WORK TO COMPLETE: State the number of lines that include the string "restart", and write nothing else.

MATERIAL SHOWN:

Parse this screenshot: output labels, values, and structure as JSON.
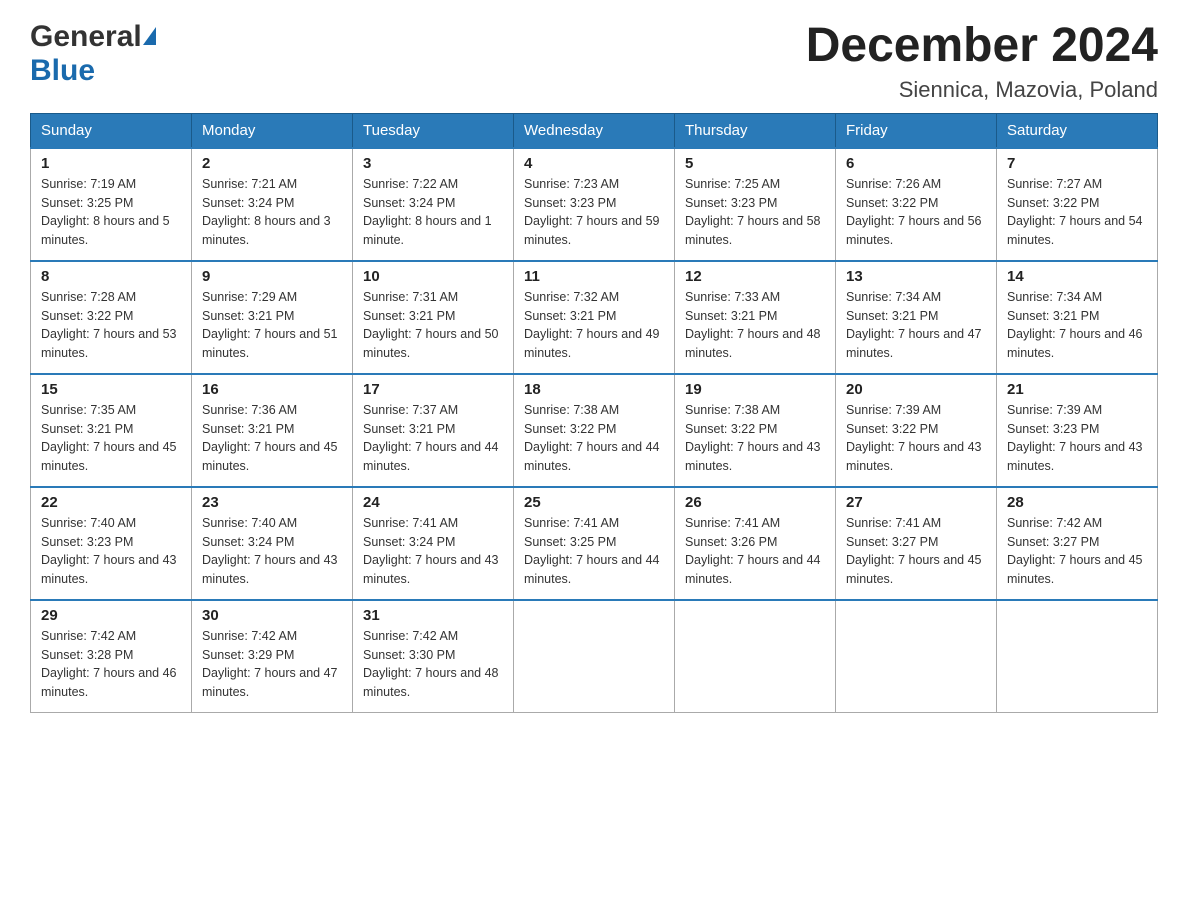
{
  "header": {
    "logo_general": "General",
    "logo_blue": "Blue",
    "month_title": "December 2024",
    "location": "Siennica, Mazovia, Poland"
  },
  "days_of_week": [
    "Sunday",
    "Monday",
    "Tuesday",
    "Wednesday",
    "Thursday",
    "Friday",
    "Saturday"
  ],
  "weeks": [
    [
      {
        "day": "1",
        "sunrise": "7:19 AM",
        "sunset": "3:25 PM",
        "daylight": "8 hours and 5 minutes."
      },
      {
        "day": "2",
        "sunrise": "7:21 AM",
        "sunset": "3:24 PM",
        "daylight": "8 hours and 3 minutes."
      },
      {
        "day": "3",
        "sunrise": "7:22 AM",
        "sunset": "3:24 PM",
        "daylight": "8 hours and 1 minute."
      },
      {
        "day": "4",
        "sunrise": "7:23 AM",
        "sunset": "3:23 PM",
        "daylight": "7 hours and 59 minutes."
      },
      {
        "day": "5",
        "sunrise": "7:25 AM",
        "sunset": "3:23 PM",
        "daylight": "7 hours and 58 minutes."
      },
      {
        "day": "6",
        "sunrise": "7:26 AM",
        "sunset": "3:22 PM",
        "daylight": "7 hours and 56 minutes."
      },
      {
        "day": "7",
        "sunrise": "7:27 AM",
        "sunset": "3:22 PM",
        "daylight": "7 hours and 54 minutes."
      }
    ],
    [
      {
        "day": "8",
        "sunrise": "7:28 AM",
        "sunset": "3:22 PM",
        "daylight": "7 hours and 53 minutes."
      },
      {
        "day": "9",
        "sunrise": "7:29 AM",
        "sunset": "3:21 PM",
        "daylight": "7 hours and 51 minutes."
      },
      {
        "day": "10",
        "sunrise": "7:31 AM",
        "sunset": "3:21 PM",
        "daylight": "7 hours and 50 minutes."
      },
      {
        "day": "11",
        "sunrise": "7:32 AM",
        "sunset": "3:21 PM",
        "daylight": "7 hours and 49 minutes."
      },
      {
        "day": "12",
        "sunrise": "7:33 AM",
        "sunset": "3:21 PM",
        "daylight": "7 hours and 48 minutes."
      },
      {
        "day": "13",
        "sunrise": "7:34 AM",
        "sunset": "3:21 PM",
        "daylight": "7 hours and 47 minutes."
      },
      {
        "day": "14",
        "sunrise": "7:34 AM",
        "sunset": "3:21 PM",
        "daylight": "7 hours and 46 minutes."
      }
    ],
    [
      {
        "day": "15",
        "sunrise": "7:35 AM",
        "sunset": "3:21 PM",
        "daylight": "7 hours and 45 minutes."
      },
      {
        "day": "16",
        "sunrise": "7:36 AM",
        "sunset": "3:21 PM",
        "daylight": "7 hours and 45 minutes."
      },
      {
        "day": "17",
        "sunrise": "7:37 AM",
        "sunset": "3:21 PM",
        "daylight": "7 hours and 44 minutes."
      },
      {
        "day": "18",
        "sunrise": "7:38 AM",
        "sunset": "3:22 PM",
        "daylight": "7 hours and 44 minutes."
      },
      {
        "day": "19",
        "sunrise": "7:38 AM",
        "sunset": "3:22 PM",
        "daylight": "7 hours and 43 minutes."
      },
      {
        "day": "20",
        "sunrise": "7:39 AM",
        "sunset": "3:22 PM",
        "daylight": "7 hours and 43 minutes."
      },
      {
        "day": "21",
        "sunrise": "7:39 AM",
        "sunset": "3:23 PM",
        "daylight": "7 hours and 43 minutes."
      }
    ],
    [
      {
        "day": "22",
        "sunrise": "7:40 AM",
        "sunset": "3:23 PM",
        "daylight": "7 hours and 43 minutes."
      },
      {
        "day": "23",
        "sunrise": "7:40 AM",
        "sunset": "3:24 PM",
        "daylight": "7 hours and 43 minutes."
      },
      {
        "day": "24",
        "sunrise": "7:41 AM",
        "sunset": "3:24 PM",
        "daylight": "7 hours and 43 minutes."
      },
      {
        "day": "25",
        "sunrise": "7:41 AM",
        "sunset": "3:25 PM",
        "daylight": "7 hours and 44 minutes."
      },
      {
        "day": "26",
        "sunrise": "7:41 AM",
        "sunset": "3:26 PM",
        "daylight": "7 hours and 44 minutes."
      },
      {
        "day": "27",
        "sunrise": "7:41 AM",
        "sunset": "3:27 PM",
        "daylight": "7 hours and 45 minutes."
      },
      {
        "day": "28",
        "sunrise": "7:42 AM",
        "sunset": "3:27 PM",
        "daylight": "7 hours and 45 minutes."
      }
    ],
    [
      {
        "day": "29",
        "sunrise": "7:42 AM",
        "sunset": "3:28 PM",
        "daylight": "7 hours and 46 minutes."
      },
      {
        "day": "30",
        "sunrise": "7:42 AM",
        "sunset": "3:29 PM",
        "daylight": "7 hours and 47 minutes."
      },
      {
        "day": "31",
        "sunrise": "7:42 AM",
        "sunset": "3:30 PM",
        "daylight": "7 hours and 48 minutes."
      },
      null,
      null,
      null,
      null
    ]
  ],
  "labels": {
    "sunrise_prefix": "Sunrise: ",
    "sunset_prefix": "Sunset: ",
    "daylight_prefix": "Daylight: "
  }
}
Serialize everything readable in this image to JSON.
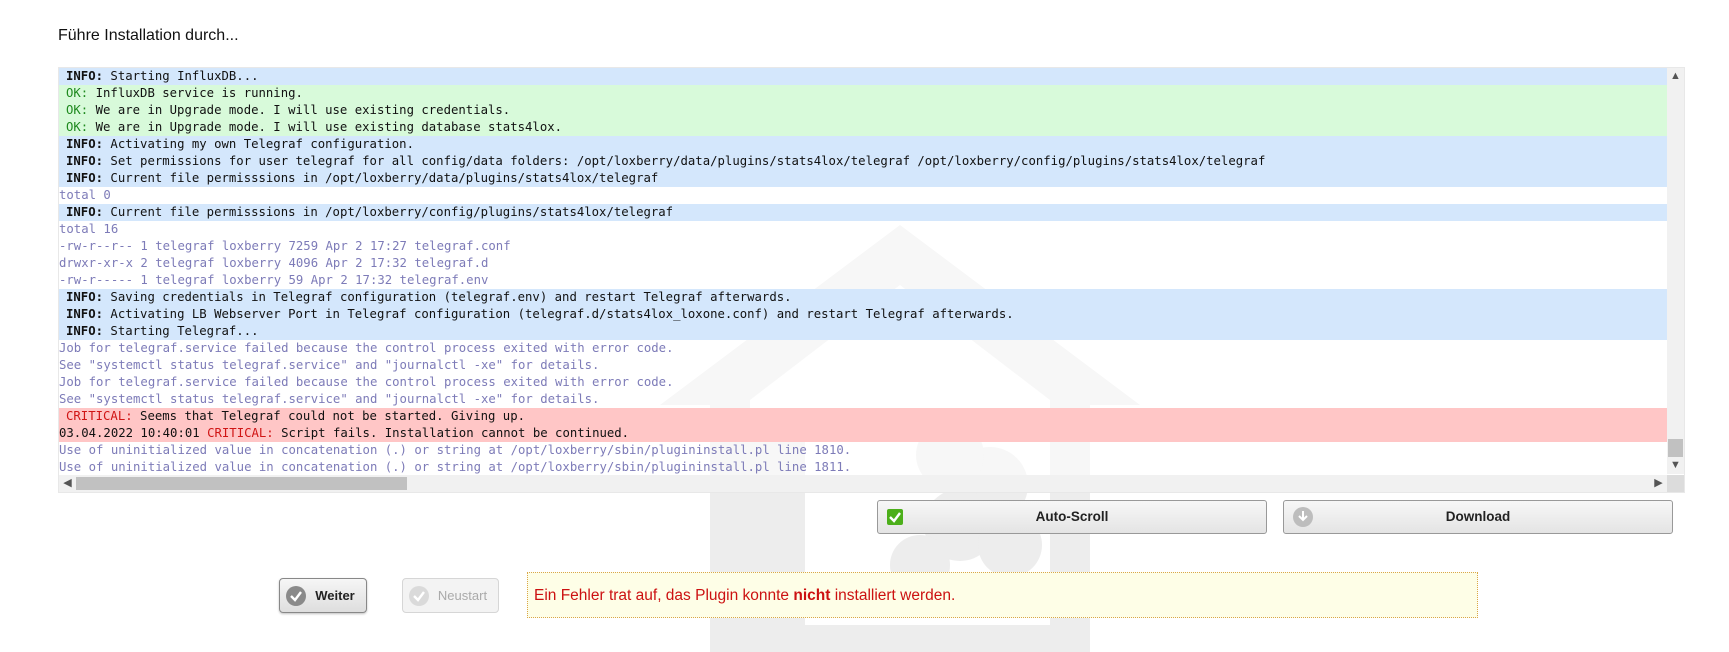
{
  "page": {
    "title": "Führe Installation durch..."
  },
  "colors": {
    "info_bg": "#d2e6fc",
    "ok_bg": "#d6fad8",
    "critical_bg": "#ffc4c4",
    "plain_text": "#7d7bb8",
    "ok_text": "#1f8a1f",
    "critical_text": "#d01515",
    "error_text": "#cc1111",
    "error_box_bg": "#fefee7"
  },
  "log": {
    "lines": [
      {
        "type": "info",
        "prefix": "",
        "level": "INFO:",
        "text": " Starting InfluxDB..."
      },
      {
        "type": "ok",
        "prefix": "",
        "level": "OK:",
        "text": " InfluxDB service is running."
      },
      {
        "type": "ok",
        "prefix": "",
        "level": "OK:",
        "text": " We are in Upgrade mode. I will use existing credentials."
      },
      {
        "type": "ok",
        "prefix": "",
        "level": "OK:",
        "text": " We are in Upgrade mode. I will use existing database stats4lox."
      },
      {
        "type": "info",
        "prefix": "",
        "level": "INFO:",
        "text": " Activating my own Telegraf configuration."
      },
      {
        "type": "info",
        "prefix": "",
        "level": "INFO:",
        "text": " Set permissions for user telegraf for all config/data folders: /opt/loxberry/data/plugins/stats4lox/telegraf /opt/loxberry/config/plugins/stats4lox/telegraf"
      },
      {
        "type": "info",
        "prefix": "",
        "level": "INFO:",
        "text": " Current file permisssions in /opt/loxberry/data/plugins/stats4lox/telegraf"
      },
      {
        "type": "plain",
        "prefix": "",
        "level": "",
        "text": "total 0"
      },
      {
        "type": "info",
        "prefix": "",
        "level": "INFO:",
        "text": " Current file permisssions in /opt/loxberry/config/plugins/stats4lox/telegraf"
      },
      {
        "type": "plain",
        "prefix": "",
        "level": "",
        "text": "total 16"
      },
      {
        "type": "plain",
        "prefix": "",
        "level": "",
        "text": "-rw-r--r-- 1 telegraf loxberry 7259 Apr 2 17:27 telegraf.conf"
      },
      {
        "type": "plain",
        "prefix": "",
        "level": "",
        "text": "drwxr-xr-x 2 telegraf loxberry 4096 Apr 2 17:32 telegraf.d"
      },
      {
        "type": "plain",
        "prefix": "",
        "level": "",
        "text": "-rw-r----- 1 telegraf loxberry 59 Apr 2 17:32 telegraf.env"
      },
      {
        "type": "info",
        "prefix": "",
        "level": "INFO:",
        "text": " Saving credentials in Telegraf configuration (telegraf.env) and restart Telegraf afterwards."
      },
      {
        "type": "info",
        "prefix": "",
        "level": "INFO:",
        "text": " Activating LB Webserver Port in Telegraf configuration (telegraf.d/stats4lox_loxone.conf) and restart Telegraf afterwards."
      },
      {
        "type": "info",
        "prefix": "",
        "level": "INFO:",
        "text": " Starting Telegraf..."
      },
      {
        "type": "plain",
        "prefix": "",
        "level": "",
        "text": "Job for telegraf.service failed because the control process exited with error code."
      },
      {
        "type": "plain",
        "prefix": "",
        "level": "",
        "text": "See \"systemctl status telegraf.service\" and \"journalctl -xe\" for details."
      },
      {
        "type": "plain",
        "prefix": "",
        "level": "",
        "text": "Job for telegraf.service failed because the control process exited with error code."
      },
      {
        "type": "plain",
        "prefix": "",
        "level": "",
        "text": "See \"systemctl status telegraf.service\" and \"journalctl -xe\" for details."
      },
      {
        "type": "crit",
        "prefix": "",
        "level": "CRITICAL:",
        "text": " Seems that Telegraf could not be started. Giving up."
      },
      {
        "type": "crit dated",
        "prefix": "03.04.2022 10:40:01 ",
        "level": "CRITICAL:",
        "text": " Script fails. Installation cannot be continued."
      },
      {
        "type": "plain",
        "prefix": "",
        "level": "",
        "text": "Use of uninitialized value in concatenation (.) or string at /opt/loxberry/sbin/plugininstall.pl line 1810."
      },
      {
        "type": "plain",
        "prefix": "",
        "level": "",
        "text": "Use of uninitialized value in concatenation (.) or string at /opt/loxberry/sbin/plugininstall.pl line 1811."
      }
    ]
  },
  "toolbar": {
    "autoscroll_label": "Auto-Scroll",
    "autoscroll_checked": true,
    "download_label": "Download"
  },
  "actions": {
    "weiter_label": "Weiter",
    "neustart_label": "Neustart"
  },
  "error": {
    "text_before": "Ein Fehler trat auf, das Plugin konnte ",
    "text_bold": "nicht",
    "text_after": " installiert werden."
  },
  "icons": {
    "autoscroll": "checkbox-checked-icon",
    "download": "download-arrow-icon",
    "weiter": "check-circle-icon",
    "neustart": "check-circle-icon",
    "watermark": "loxberry-logo-icon"
  }
}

RESULT: 2